PROBLEM TO WORK ON:
Identify every line containing the word "point" and reproduce each one.

::::::::

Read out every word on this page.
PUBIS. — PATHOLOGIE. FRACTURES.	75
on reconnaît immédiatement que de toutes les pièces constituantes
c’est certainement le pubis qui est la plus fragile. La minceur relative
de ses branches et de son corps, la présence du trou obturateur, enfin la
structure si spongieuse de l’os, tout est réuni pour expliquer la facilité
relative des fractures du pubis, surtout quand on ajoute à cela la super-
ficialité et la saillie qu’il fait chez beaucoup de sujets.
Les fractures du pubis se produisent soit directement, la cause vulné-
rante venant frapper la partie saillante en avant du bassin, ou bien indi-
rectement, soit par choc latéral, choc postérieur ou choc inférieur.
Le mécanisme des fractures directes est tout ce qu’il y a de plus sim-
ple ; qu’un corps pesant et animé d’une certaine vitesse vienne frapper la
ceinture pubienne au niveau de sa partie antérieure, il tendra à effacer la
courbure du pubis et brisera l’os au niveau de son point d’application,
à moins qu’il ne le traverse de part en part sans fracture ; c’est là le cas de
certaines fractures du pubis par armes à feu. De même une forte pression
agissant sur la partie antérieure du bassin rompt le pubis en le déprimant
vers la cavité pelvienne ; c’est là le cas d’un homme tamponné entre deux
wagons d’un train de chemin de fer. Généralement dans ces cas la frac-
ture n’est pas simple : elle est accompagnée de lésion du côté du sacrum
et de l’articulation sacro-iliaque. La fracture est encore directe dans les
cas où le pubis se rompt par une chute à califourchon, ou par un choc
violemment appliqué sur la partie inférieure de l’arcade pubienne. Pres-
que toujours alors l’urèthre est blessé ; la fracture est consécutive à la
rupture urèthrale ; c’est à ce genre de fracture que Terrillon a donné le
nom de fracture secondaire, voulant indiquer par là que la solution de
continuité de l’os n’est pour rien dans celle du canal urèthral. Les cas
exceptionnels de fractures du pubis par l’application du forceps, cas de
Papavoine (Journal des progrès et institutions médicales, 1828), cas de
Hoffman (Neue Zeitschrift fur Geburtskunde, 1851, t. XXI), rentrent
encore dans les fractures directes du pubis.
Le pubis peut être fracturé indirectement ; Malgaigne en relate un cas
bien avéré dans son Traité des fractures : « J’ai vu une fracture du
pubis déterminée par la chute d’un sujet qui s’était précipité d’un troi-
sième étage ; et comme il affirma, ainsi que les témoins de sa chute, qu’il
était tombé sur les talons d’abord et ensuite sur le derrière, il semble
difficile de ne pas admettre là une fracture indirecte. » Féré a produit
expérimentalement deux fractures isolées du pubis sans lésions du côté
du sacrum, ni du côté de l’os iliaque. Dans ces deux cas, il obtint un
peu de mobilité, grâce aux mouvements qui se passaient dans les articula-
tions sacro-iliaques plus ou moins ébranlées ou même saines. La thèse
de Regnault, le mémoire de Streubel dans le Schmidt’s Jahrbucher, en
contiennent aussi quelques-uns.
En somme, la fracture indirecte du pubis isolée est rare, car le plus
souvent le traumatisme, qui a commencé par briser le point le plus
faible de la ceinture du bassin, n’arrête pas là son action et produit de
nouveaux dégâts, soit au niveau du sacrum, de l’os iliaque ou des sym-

::::::::

WRITTEN ANSWER:
courbure du pubis et brisera l’os au niveau de son point d’application,
souvent le traumatisme, qui a commencé par briser le point le plus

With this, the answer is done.